===== Study text
In the present study, clear improvement / advantage was observed for the short-term effect of the off-pump procedure. OPCABG patients showed significant improvement in 8 tests. The CCPB showed significant improvement in 4 tests, mean score improvement in 3 and remained stable in rest 7 tests. Studies reveal similar changes of either OPCABG showing better performance 23 or no change with CCPB 11, 24 on 6 -12 weeks follow-up assessment. Zamvar et al 23 found that patients undergoing OPCABG had less neurocognitive impairment at 1 and 10 weeks than did patients in the CCPB group. van Dijk et al 11 also found no differences between the two procedures in terms of cognitive decline in 3-month and 12-month follow-ups. The findings of improvement in cognition after CABG in the present study are consistent with several recent studies. 25, 26, 27
The present study results showed improvement in response inhibition (Stroop test) as well as in motor and mental speed, attention / concentration, verbal fluency, executive functions and learning and memory both verbal and visual in both the group of the CABG patients at 6-12 weeks follow-up. The mean change in Stroop effect score of 23 in OPCABG, 46 in CCPB corresponds improvement from their baseline (p=0.052, p=0.028).
More specifically, longitudinal models in the present study showed that the digit symbol (processing speed), digit vigilance, verbal fluency, verbal learning and memory and visuoconstruction ability and visual memory recall being significantly different in both the groups at 6-12 weeks follow-up.
Intra-individual variations were analyzed in all subjects in all tests comparing baseline to follow-up scores. Our results of more than 20% decline on 3 or more tests at 6-12 weeks were seen in 17% OPCABG and 18.7% CCPB patients. The cognitive decline in present study at 6-12 weeks in OPCABG was comparable to results of meta-analysis of nine trials. 28 However, in our study cognitive decline in the CCPB group was significantly less than other RCT.
==========
===== Data records
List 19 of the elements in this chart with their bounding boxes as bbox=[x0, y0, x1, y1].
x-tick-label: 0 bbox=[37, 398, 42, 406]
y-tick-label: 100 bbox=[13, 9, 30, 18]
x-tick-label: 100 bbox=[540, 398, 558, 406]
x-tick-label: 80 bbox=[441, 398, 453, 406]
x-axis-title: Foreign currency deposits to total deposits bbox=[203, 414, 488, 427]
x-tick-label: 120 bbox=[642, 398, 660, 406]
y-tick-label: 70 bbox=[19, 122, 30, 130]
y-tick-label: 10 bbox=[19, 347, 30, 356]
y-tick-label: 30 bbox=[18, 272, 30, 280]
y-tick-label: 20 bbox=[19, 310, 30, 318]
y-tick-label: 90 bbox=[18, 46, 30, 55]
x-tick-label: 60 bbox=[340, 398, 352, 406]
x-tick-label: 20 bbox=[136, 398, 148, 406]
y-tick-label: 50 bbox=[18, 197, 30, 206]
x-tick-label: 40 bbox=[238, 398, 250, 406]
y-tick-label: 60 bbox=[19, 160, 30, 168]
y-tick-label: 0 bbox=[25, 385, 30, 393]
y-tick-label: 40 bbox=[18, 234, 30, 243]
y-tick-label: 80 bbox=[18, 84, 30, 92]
==========
• _Set of tasks_:
a. In the text on cognition after bypass surgery, what share of OPCABG patients showed more than 20% decline on 3 or more tests at 6-12 weeks?
b. Write the next part of the text on cognition after bypass surgery, starting after its last sentence.
The lines have no connection to the text on cognition after bypass surgery.

• _Numbered responses_:
a. 17%

b.
Researchers have reported early transient and reversible cognitive decline after CABG, mild but non-significant trend toward late postoperative decline for all study groups with CAD but no significant differences of late postoperative cognitive decline after CCPB or OPCABG. This suggests, as also reported earlier that CAD and the presumed coexisting cerebrovascular disease may be associated with mild decline in performance for some cognitive domains even in the absence of surgery. 29, 30 Sweet and colleagues 31 also concluded no clear pattern of group differences or change in neuropsychological outcomes at follow-ups and that CABG surgery does not create cognitive decline.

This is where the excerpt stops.